## WHAT IS NEEDED
Where does the string "JSON" appear in the records? Copy every line that contains it.

(Data excerpts)
— START —

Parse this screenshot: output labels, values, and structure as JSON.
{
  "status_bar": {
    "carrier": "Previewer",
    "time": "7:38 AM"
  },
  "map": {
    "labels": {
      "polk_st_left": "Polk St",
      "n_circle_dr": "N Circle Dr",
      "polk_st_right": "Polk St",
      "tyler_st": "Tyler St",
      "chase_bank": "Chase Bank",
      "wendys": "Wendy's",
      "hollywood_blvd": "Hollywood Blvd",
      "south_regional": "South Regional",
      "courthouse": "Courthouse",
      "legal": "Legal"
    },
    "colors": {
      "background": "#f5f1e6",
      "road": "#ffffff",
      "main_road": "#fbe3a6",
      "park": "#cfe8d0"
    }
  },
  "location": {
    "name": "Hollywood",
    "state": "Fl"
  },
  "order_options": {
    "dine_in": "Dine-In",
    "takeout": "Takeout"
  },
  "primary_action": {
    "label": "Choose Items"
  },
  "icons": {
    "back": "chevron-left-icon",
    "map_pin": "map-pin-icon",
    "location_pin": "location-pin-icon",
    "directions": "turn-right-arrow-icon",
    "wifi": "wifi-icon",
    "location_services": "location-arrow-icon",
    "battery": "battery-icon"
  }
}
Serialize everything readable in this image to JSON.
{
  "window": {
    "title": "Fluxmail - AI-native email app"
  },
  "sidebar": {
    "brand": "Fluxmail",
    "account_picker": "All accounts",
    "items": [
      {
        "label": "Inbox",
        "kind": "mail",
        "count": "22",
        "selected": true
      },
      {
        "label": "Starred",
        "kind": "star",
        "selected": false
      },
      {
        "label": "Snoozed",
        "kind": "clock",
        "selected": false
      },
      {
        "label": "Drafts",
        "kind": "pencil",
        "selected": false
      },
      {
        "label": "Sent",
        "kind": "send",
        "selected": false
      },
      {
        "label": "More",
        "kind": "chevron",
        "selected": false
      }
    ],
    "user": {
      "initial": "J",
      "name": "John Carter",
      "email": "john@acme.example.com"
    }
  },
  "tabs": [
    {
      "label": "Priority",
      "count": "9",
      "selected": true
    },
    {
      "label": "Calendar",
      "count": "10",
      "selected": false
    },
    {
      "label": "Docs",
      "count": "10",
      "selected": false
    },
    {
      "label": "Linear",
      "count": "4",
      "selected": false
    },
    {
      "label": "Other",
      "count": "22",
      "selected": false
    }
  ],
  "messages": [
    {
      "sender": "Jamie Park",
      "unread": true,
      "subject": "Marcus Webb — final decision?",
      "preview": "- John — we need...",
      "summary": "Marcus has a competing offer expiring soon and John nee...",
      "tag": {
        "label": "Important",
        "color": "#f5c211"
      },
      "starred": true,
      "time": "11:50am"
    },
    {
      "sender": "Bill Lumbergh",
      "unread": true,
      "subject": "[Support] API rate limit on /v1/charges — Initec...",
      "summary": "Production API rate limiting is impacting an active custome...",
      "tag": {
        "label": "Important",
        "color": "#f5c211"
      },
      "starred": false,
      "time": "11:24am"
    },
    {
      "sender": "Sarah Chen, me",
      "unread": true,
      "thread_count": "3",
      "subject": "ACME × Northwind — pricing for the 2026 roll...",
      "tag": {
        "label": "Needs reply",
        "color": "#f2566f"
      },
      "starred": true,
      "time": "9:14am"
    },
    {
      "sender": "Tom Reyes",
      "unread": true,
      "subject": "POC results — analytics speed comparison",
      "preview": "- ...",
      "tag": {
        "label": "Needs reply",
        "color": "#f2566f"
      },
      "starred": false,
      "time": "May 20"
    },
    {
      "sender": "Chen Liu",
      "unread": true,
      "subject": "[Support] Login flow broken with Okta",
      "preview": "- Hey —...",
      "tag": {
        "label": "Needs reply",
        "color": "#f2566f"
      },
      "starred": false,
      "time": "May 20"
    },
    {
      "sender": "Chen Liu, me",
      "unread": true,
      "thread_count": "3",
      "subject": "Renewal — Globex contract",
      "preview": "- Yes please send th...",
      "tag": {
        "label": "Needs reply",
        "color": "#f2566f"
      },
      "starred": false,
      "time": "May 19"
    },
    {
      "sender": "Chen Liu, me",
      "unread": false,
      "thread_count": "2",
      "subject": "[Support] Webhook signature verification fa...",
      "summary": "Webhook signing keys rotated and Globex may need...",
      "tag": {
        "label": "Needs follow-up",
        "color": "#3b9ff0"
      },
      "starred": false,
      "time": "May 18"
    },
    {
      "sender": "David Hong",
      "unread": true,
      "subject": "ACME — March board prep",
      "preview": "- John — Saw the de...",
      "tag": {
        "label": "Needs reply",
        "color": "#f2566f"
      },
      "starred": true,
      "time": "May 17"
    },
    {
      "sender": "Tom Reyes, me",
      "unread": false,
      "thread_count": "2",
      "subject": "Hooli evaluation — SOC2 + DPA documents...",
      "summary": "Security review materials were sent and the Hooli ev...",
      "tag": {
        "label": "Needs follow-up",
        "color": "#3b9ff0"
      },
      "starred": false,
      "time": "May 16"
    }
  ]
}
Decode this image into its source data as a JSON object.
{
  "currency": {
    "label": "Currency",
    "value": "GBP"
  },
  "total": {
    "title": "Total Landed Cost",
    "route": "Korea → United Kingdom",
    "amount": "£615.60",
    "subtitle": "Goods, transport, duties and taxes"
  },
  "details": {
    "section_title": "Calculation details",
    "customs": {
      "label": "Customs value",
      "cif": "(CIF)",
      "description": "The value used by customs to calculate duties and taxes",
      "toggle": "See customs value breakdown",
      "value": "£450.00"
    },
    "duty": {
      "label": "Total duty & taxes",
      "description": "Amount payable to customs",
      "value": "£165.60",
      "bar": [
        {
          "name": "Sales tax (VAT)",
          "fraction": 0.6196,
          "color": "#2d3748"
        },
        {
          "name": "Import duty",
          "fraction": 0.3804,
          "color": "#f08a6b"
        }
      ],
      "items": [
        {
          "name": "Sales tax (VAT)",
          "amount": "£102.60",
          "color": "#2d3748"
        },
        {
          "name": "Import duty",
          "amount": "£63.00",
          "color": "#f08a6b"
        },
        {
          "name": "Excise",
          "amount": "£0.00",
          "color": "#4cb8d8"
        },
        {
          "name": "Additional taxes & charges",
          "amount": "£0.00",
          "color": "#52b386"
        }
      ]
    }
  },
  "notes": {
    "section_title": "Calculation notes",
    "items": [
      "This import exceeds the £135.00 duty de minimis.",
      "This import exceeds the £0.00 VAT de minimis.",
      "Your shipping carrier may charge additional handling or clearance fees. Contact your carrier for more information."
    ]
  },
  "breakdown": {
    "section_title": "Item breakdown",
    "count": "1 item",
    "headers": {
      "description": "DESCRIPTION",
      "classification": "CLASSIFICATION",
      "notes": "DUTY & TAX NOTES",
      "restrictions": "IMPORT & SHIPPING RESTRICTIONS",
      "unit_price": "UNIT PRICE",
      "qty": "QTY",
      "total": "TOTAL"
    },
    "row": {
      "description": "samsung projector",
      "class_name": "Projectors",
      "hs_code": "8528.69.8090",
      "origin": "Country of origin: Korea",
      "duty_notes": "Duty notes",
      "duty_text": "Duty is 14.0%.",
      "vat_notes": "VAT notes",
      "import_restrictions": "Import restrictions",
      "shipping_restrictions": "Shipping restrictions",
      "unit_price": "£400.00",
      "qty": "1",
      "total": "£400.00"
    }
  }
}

— END —

## FINISHED TASK
Parse this screenshot: output labels, values, and structure as JSON.
Serialize everything readable in this image to JSON.
Decode this image into its source data as a JSON object.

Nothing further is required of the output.